→ TASK STATEMENT: Here are records with pictures in them. Copy all of them exactly and leave the pictures out.

→ TASK INPUT:

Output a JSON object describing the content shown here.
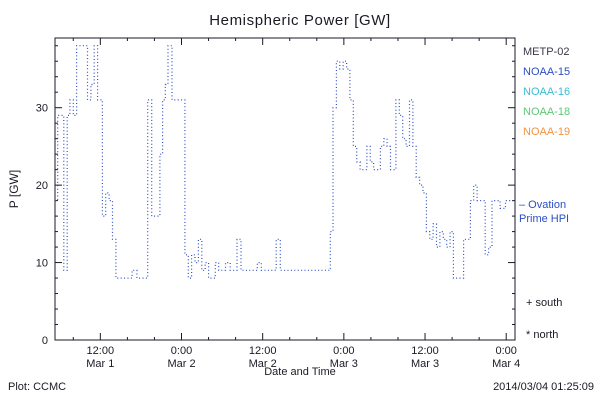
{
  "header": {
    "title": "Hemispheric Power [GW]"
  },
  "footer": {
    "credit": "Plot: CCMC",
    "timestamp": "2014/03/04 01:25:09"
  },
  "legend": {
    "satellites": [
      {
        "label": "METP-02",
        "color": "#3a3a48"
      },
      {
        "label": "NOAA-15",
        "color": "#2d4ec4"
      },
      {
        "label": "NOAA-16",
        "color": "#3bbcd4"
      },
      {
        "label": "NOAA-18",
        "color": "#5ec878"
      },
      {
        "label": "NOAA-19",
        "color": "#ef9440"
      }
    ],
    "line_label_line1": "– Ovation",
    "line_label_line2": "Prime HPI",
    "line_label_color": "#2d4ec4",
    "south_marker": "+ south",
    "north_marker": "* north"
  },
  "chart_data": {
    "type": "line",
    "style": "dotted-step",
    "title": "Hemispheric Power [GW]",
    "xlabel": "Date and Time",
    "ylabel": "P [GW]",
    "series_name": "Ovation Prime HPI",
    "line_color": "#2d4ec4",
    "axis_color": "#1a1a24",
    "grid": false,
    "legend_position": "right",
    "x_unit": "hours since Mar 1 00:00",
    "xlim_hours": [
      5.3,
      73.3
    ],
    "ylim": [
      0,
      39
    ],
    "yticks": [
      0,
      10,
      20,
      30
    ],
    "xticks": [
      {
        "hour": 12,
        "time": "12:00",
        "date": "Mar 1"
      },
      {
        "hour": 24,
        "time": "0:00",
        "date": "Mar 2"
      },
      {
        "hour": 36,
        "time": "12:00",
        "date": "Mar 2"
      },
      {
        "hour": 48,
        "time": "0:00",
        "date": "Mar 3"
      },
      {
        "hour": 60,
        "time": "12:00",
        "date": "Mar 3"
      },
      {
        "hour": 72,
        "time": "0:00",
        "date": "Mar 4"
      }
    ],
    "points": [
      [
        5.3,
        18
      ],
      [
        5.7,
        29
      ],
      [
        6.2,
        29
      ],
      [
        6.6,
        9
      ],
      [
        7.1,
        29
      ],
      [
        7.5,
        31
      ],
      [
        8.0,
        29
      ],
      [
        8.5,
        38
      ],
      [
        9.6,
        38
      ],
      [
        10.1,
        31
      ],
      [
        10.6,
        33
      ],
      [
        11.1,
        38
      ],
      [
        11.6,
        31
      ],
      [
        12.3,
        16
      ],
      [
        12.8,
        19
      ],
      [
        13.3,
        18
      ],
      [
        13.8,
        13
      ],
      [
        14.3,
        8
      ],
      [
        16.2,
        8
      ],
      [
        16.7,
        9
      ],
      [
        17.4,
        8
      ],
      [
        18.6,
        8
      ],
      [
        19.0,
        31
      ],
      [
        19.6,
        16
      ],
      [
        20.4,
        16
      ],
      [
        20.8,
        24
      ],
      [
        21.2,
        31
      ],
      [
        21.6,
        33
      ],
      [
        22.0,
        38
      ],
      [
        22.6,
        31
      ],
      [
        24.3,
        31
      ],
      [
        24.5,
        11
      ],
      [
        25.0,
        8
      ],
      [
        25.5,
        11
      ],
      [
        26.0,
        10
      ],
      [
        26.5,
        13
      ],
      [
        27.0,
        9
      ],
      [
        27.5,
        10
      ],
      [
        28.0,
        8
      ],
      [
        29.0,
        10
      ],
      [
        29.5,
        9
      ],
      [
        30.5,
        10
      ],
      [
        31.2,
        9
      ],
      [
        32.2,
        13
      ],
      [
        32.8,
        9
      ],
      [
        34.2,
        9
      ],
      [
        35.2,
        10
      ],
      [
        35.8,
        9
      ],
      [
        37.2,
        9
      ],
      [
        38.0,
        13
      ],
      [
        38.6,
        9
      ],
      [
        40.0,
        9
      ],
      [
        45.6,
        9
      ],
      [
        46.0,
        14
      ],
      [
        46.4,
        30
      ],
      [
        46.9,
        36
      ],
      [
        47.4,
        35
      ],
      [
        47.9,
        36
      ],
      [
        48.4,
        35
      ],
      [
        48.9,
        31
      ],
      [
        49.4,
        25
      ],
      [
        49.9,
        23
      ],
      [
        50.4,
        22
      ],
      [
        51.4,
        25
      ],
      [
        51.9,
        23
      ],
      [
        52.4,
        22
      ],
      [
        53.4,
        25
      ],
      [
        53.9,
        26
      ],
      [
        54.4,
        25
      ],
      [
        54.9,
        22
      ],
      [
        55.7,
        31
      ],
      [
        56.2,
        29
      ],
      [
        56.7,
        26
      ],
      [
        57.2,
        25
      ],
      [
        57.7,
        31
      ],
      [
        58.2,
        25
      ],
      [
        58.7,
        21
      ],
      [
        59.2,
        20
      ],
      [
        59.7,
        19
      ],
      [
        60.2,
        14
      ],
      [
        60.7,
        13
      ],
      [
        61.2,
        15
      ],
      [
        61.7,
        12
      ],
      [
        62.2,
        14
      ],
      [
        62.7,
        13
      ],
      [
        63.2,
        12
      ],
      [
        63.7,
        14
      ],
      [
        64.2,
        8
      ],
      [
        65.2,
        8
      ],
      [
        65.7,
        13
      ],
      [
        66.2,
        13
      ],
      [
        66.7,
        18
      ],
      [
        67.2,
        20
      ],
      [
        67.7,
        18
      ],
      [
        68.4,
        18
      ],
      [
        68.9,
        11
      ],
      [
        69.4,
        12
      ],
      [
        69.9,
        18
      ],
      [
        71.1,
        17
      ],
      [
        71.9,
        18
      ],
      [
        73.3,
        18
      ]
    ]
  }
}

→ FINISHED EXERCISE:
Output a JSON object describing the content shown here.
{
  "header": {
    "title": "Hemispheric Power [GW]"
  },
  "footer": {
    "credit": "Plot: CCMC",
    "timestamp": "2014/03/04 01:25:09"
  },
  "legend": {
    "satellites": [
      {
        "label": "METP-02",
        "color": "#3a3a48"
      },
      {
        "label": "NOAA-15",
        "color": "#2d4ec4"
      },
      {
        "label": "NOAA-16",
        "color": "#3bbcd4"
      },
      {
        "label": "NOAA-18",
        "color": "#5ec878"
      },
      {
        "label": "NOAA-19",
        "color": "#ef9440"
      }
    ],
    "line_label_line1": "– Ovation",
    "line_label_line2": "Prime HPI",
    "line_label_color": "#2d4ec4",
    "south_marker": "+ south",
    "north_marker": "* north"
  },
  "chart_data": {
    "type": "line",
    "style": "dotted-step",
    "title": "Hemispheric Power [GW]",
    "xlabel": "Date and Time",
    "ylabel": "P [GW]",
    "series_name": "Ovation Prime HPI",
    "line_color": "#2d4ec4",
    "axis_color": "#1a1a24",
    "grid": false,
    "legend_position": "right",
    "x_unit": "hours since Mar 1 00:00",
    "xlim_hours": [
      5.3,
      73.3
    ],
    "ylim": [
      0,
      39
    ],
    "yticks": [
      0,
      10,
      20,
      30
    ],
    "xticks": [
      {
        "hour": 12,
        "time": "12:00",
        "date": "Mar 1"
      },
      {
        "hour": 24,
        "time": "0:00",
        "date": "Mar 2"
      },
      {
        "hour": 36,
        "time": "12:00",
        "date": "Mar 2"
      },
      {
        "hour": 48,
        "time": "0:00",
        "date": "Mar 3"
      },
      {
        "hour": 60,
        "time": "12:00",
        "date": "Mar 3"
      },
      {
        "hour": 72,
        "time": "0:00",
        "date": "Mar 4"
      }
    ],
    "points": [
      [
        5.3,
        18
      ],
      [
        5.7,
        29
      ],
      [
        6.2,
        29
      ],
      [
        6.6,
        9
      ],
      [
        7.1,
        29
      ],
      [
        7.5,
        31
      ],
      [
        8.0,
        29
      ],
      [
        8.5,
        38
      ],
      [
        9.6,
        38
      ],
      [
        10.1,
        31
      ],
      [
        10.6,
        33
      ],
      [
        11.1,
        38
      ],
      [
        11.6,
        31
      ],
      [
        12.3,
        16
      ],
      [
        12.8,
        19
      ],
      [
        13.3,
        18
      ],
      [
        13.8,
        13
      ],
      [
        14.3,
        8
      ],
      [
        16.2,
        8
      ],
      [
        16.7,
        9
      ],
      [
        17.4,
        8
      ],
      [
        18.6,
        8
      ],
      [
        19.0,
        31
      ],
      [
        19.6,
        16
      ],
      [
        20.4,
        16
      ],
      [
        20.8,
        24
      ],
      [
        21.2,
        31
      ],
      [
        21.6,
        33
      ],
      [
        22.0,
        38
      ],
      [
        22.6,
        31
      ],
      [
        24.3,
        31
      ],
      [
        24.5,
        11
      ],
      [
        25.0,
        8
      ],
      [
        25.5,
        11
      ],
      [
        26.0,
        10
      ],
      [
        26.5,
        13
      ],
      [
        27.0,
        9
      ],
      [
        27.5,
        10
      ],
      [
        28.0,
        8
      ],
      [
        29.0,
        10
      ],
      [
        29.5,
        9
      ],
      [
        30.5,
        10
      ],
      [
        31.2,
        9
      ],
      [
        32.2,
        13
      ],
      [
        32.8,
        9
      ],
      [
        34.2,
        9
      ],
      [
        35.2,
        10
      ],
      [
        35.8,
        9
      ],
      [
        37.2,
        9
      ],
      [
        38.0,
        13
      ],
      [
        38.6,
        9
      ],
      [
        40.0,
        9
      ],
      [
        45.6,
        9
      ],
      [
        46.0,
        14
      ],
      [
        46.4,
        30
      ],
      [
        46.9,
        36
      ],
      [
        47.4,
        35
      ],
      [
        47.9,
        36
      ],
      [
        48.4,
        35
      ],
      [
        48.9,
        31
      ],
      [
        49.4,
        25
      ],
      [
        49.9,
        23
      ],
      [
        50.4,
        22
      ],
      [
        51.4,
        25
      ],
      [
        51.9,
        23
      ],
      [
        52.4,
        22
      ],
      [
        53.4,
        25
      ],
      [
        53.9,
        26
      ],
      [
        54.4,
        25
      ],
      [
        54.9,
        22
      ],
      [
        55.7,
        31
      ],
      [
        56.2,
        29
      ],
      [
        56.7,
        26
      ],
      [
        57.2,
        25
      ],
      [
        57.7,
        31
      ],
      [
        58.2,
        25
      ],
      [
        58.7,
        21
      ],
      [
        59.2,
        20
      ],
      [
        59.7,
        19
      ],
      [
        60.2,
        14
      ],
      [
        60.7,
        13
      ],
      [
        61.2,
        15
      ],
      [
        61.7,
        12
      ],
      [
        62.2,
        14
      ],
      [
        62.7,
        13
      ],
      [
        63.2,
        12
      ],
      [
        63.7,
        14
      ],
      [
        64.2,
        8
      ],
      [
        65.2,
        8
      ],
      [
        65.7,
        13
      ],
      [
        66.2,
        13
      ],
      [
        66.7,
        18
      ],
      [
        67.2,
        20
      ],
      [
        67.7,
        18
      ],
      [
        68.4,
        18
      ],
      [
        68.9,
        11
      ],
      [
        69.4,
        12
      ],
      [
        69.9,
        18
      ],
      [
        71.1,
        17
      ],
      [
        71.9,
        18
      ],
      [
        73.3,
        18
      ]
    ]
  }
}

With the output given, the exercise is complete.